> **Instruction**: Reproduce every record below exactly as written, leaving out any pictures.

> **Data for the task**:
------------------------------------
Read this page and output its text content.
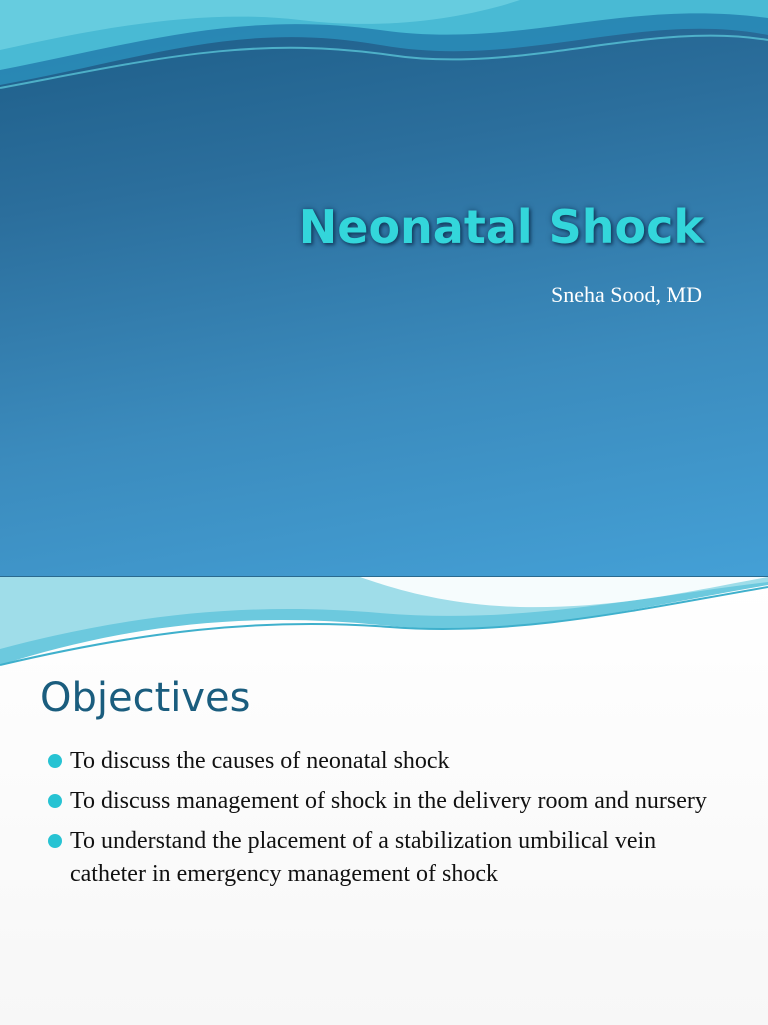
Neonatal Shock
Sneha Sood, MD
Objectives
To discuss the causes of neonatal shock
To discuss management of shock in the delivery room and nursery
To understand the placement of a stabilization umbilical vein catheter in emergency management of shock
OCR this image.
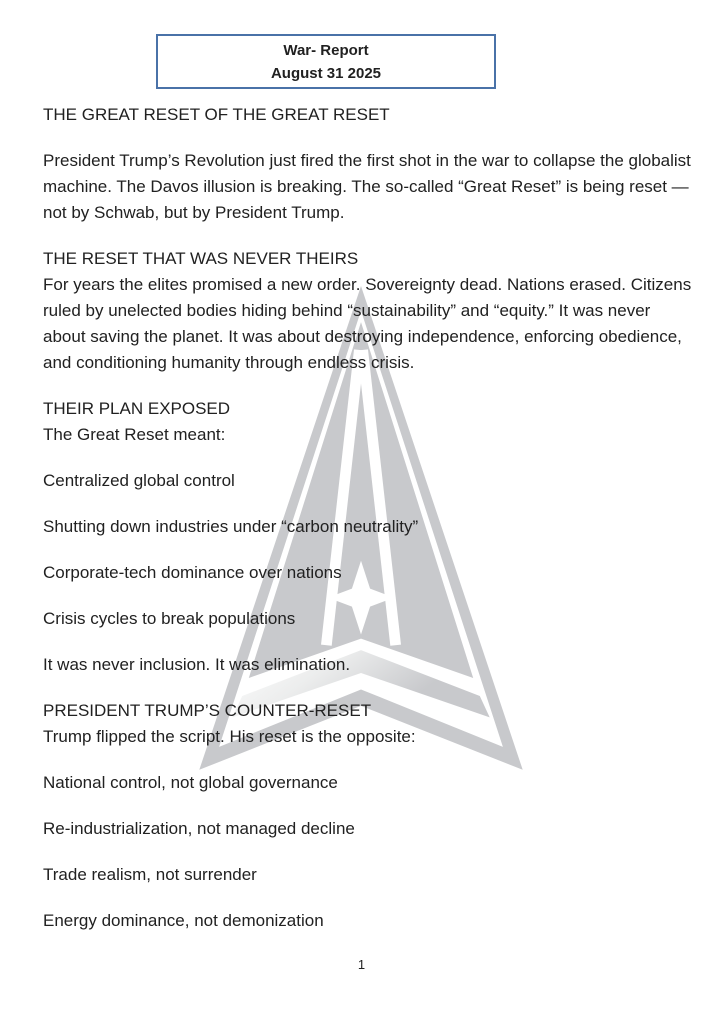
War- Report
August 31 2025
THE GREAT RESET OF THE GREAT RESET
President Trump’s Revolution just fired the first shot in the war to collapse the globalist machine. The Davos illusion is breaking. The so-called “Great Reset” is being reset — not by Schwab, but by President Trump.
THE RESET THAT WAS NEVER THEIRS
For years the elites promised a new order. Sovereignty dead. Nations erased. Citizens ruled by unelected bodies hiding behind “sustainability” and “equity.” It was never about saving the planet. It was about destroying independence, enforcing obedience, and conditioning humanity through endless crisis.
THEIR PLAN EXPOSED
The Great Reset meant:
Centralized global control
Shutting down industries under “carbon neutrality”
Corporate-tech dominance over nations
Crisis cycles to break populations
It was never inclusion. It was elimination.
PRESIDENT TRUMP’S COUNTER-RESET
Trump flipped the script. His reset is the opposite:
National control, not global governance
Re-industrialization, not managed decline
Trade realism, not surrender
Energy dominance, not demonization
1
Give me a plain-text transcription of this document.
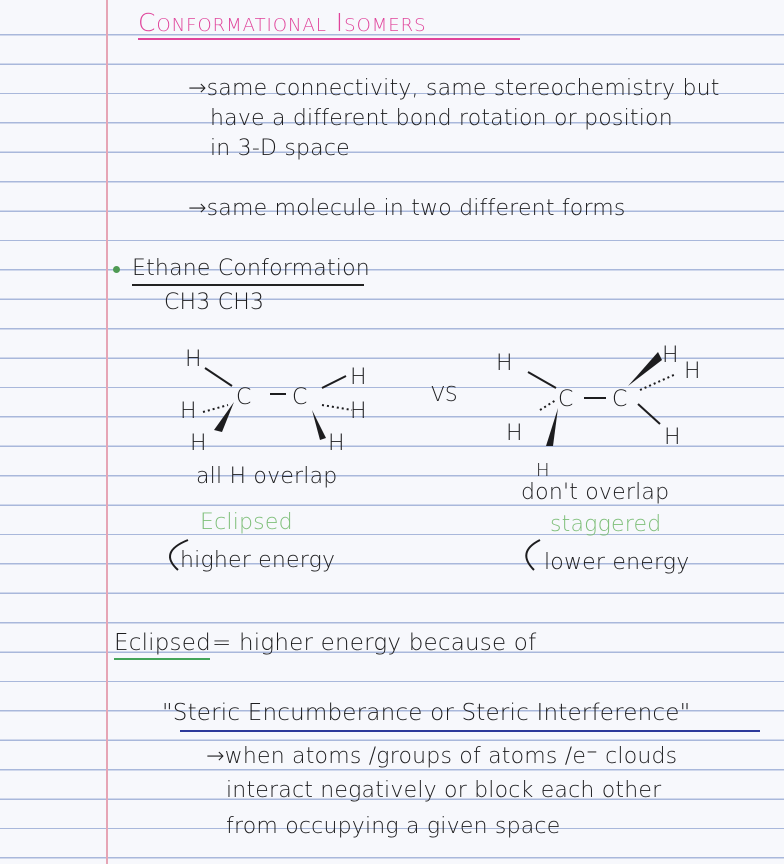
Conformational Isomers
→same connectivity, same stereochemistry but
have a different bond rotation or position
in 3-D space
→same molecule in two different forms
Ethane Conformation
CH3 CH3
H
C C
H
H	H
H	H
VS
H
C C
H
H
H	H
H
all H overlap
don't overlap
Eclipsed	staggered
higher energy	lower energy
Eclipsed = higher energy because of
"Steric Encumberance or Steric Interference"
→when atoms /groups of atoms /e⁻ clouds
interact negatively or block each other
from occupying a given space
------------------------------------
> **Result**:
Read this page and output its text content.
Neonatal Shock
Sneha Sood, MD
Objectives
To discuss the causes of neonatal shock
To discuss management of shock in the delivery room and nursery
To understand the placement of a stabilization umbilical vein catheter in emergency management of shock
OCR this image.
War- Report
August 31 2025
THE GREAT RESET OF THE GREAT RESET
President Trump’s Revolution just fired the first shot in the war to collapse the globalist machine. The Davos illusion is breaking. The so-called “Great Reset” is being reset — not by Schwab, but by President Trump.
THE RESET THAT WAS NEVER THEIRS
For years the elites promised a new order. Sovereignty dead. Nations erased. Citizens ruled by unelected bodies hiding behind “sustainability” and “equity.” It was never about saving the planet. It was about destroying independence, enforcing obedience, and conditioning humanity through endless crisis.
THEIR PLAN EXPOSED
The Great Reset meant:
Centralized global control
Shutting down industries under “carbon neutrality”
Corporate-tech dominance over nations
Crisis cycles to break populations
It was never inclusion. It was elimination.
PRESIDENT TRUMP’S COUNTER-RESET
Trump flipped the script. His reset is the opposite:
National control, not global governance
Re-industrialization, not managed decline
Trade realism, not surrender
Energy dominance, not demonization
1
Give me a plain-text transcription of this document.
Conformational Isomers
→same connectivity, same stereochemistry but
have a different bond rotation or position
in 3-D space
→same molecule in two different forms
Ethane Conformation
CH3 CH3
H
C C
H
H	H
H	H
VS
H
C C
H
H
H	H
H
all H overlap
don't overlap
Eclipsed	staggered
higher energy	lower energy
Eclipsed = higher energy because of
"Steric Encumberance or Steric Interference"
→when atoms /groups of atoms /e⁻ clouds
interact negatively or block each other
from occupying a given space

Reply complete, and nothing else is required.